Collected data entries:
☆ ☆ ☆ ☆

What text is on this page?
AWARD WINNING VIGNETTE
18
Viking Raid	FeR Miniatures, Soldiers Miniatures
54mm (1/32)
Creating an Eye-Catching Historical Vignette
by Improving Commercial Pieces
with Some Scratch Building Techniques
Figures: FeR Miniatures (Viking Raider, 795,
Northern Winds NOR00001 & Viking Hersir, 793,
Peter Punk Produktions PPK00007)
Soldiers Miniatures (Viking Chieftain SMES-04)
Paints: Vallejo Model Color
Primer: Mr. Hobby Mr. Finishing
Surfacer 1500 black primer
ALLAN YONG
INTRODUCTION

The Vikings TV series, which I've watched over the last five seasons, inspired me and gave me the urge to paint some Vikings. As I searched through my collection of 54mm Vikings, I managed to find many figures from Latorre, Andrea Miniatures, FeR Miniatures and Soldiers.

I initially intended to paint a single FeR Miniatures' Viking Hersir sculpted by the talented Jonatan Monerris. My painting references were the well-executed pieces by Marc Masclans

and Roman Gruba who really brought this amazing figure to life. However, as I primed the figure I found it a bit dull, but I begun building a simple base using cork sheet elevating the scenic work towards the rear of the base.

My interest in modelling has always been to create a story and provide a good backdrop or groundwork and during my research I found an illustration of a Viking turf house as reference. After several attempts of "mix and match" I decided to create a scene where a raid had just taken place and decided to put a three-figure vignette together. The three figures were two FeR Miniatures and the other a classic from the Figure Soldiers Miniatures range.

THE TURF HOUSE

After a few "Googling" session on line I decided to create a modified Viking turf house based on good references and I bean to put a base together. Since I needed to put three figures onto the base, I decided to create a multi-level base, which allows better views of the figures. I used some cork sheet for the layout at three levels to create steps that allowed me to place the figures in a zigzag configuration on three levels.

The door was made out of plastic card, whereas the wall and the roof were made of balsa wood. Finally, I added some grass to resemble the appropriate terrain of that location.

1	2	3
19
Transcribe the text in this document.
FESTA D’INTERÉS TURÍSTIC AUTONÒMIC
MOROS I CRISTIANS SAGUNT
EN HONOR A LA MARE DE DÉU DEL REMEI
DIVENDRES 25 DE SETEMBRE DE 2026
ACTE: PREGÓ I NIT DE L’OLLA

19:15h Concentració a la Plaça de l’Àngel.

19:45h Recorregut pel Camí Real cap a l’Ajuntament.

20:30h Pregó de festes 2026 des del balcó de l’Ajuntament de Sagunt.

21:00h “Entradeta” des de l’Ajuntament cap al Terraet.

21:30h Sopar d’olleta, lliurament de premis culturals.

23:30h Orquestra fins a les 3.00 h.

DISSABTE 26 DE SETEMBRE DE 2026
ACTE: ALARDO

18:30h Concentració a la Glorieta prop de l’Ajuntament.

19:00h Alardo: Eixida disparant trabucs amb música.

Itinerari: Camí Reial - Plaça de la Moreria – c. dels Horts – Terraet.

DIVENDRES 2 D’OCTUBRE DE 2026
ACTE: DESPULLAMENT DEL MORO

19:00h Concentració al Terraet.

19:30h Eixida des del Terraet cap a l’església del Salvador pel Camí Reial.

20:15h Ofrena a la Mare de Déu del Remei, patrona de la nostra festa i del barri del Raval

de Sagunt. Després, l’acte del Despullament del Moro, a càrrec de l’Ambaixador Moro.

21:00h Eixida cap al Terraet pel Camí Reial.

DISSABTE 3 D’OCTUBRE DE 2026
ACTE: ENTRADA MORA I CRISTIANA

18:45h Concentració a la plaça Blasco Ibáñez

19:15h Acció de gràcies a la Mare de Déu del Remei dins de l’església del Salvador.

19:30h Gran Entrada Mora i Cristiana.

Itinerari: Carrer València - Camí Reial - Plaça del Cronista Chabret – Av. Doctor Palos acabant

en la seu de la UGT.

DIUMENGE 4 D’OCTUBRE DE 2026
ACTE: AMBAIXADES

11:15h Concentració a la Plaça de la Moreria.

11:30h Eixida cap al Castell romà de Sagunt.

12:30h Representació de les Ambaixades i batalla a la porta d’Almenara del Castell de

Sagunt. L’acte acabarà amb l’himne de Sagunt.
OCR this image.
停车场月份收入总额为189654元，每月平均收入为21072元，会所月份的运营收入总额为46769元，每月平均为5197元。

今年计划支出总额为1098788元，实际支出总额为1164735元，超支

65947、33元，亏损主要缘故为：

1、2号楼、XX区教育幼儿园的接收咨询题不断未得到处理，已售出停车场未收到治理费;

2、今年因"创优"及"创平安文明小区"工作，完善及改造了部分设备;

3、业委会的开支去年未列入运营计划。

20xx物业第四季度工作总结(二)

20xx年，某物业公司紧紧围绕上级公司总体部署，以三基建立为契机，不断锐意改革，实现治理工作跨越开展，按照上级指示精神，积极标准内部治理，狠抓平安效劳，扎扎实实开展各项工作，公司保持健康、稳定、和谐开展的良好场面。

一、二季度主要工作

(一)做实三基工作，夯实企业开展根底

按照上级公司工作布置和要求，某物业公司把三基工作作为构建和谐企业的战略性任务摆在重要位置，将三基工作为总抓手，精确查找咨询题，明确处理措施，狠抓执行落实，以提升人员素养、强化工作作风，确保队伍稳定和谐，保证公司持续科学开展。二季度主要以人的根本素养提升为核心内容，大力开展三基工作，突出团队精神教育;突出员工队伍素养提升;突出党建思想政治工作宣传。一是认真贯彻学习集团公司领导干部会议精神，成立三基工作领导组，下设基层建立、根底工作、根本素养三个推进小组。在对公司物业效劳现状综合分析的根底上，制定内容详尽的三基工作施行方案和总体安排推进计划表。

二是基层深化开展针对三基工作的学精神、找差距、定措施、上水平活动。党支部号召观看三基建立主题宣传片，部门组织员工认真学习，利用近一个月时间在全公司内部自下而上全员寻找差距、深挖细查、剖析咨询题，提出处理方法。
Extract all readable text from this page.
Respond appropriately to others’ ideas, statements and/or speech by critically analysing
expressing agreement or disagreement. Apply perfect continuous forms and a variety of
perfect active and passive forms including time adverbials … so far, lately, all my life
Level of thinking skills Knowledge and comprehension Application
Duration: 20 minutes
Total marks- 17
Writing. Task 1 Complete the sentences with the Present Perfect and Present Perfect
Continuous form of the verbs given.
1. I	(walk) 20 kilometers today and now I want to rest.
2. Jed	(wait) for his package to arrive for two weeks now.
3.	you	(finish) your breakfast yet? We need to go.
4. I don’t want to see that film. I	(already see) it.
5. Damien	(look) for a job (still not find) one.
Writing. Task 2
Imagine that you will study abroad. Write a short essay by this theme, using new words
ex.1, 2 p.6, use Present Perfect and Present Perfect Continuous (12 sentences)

☆ ☆ ☆ ☆

Return each full line of the entries that contains the word "decided".

My interest in modelling has always been to create a story and provide a good backdrop or groundwork and during my research I found an illustration of a Viking turf house as reference. After several attempts of "mix and match" I decided to create a scene where a raid had just taken place and decided to put a three-figure vignette together. The three figures were two FeR Miniatures and the other a classic from the Figure Soldiers Miniatures range.
After a few "Googling" session on line I decided to create a modified Viking turf house based on good references and I bean to put a base together. Since I needed to put three figures onto the base, I decided to create a multi-level base, which allows better views of the figures. I used some cork sheet for the layout at three levels to create steps that allowed me to place the figures in a zigzag configuration on three levels.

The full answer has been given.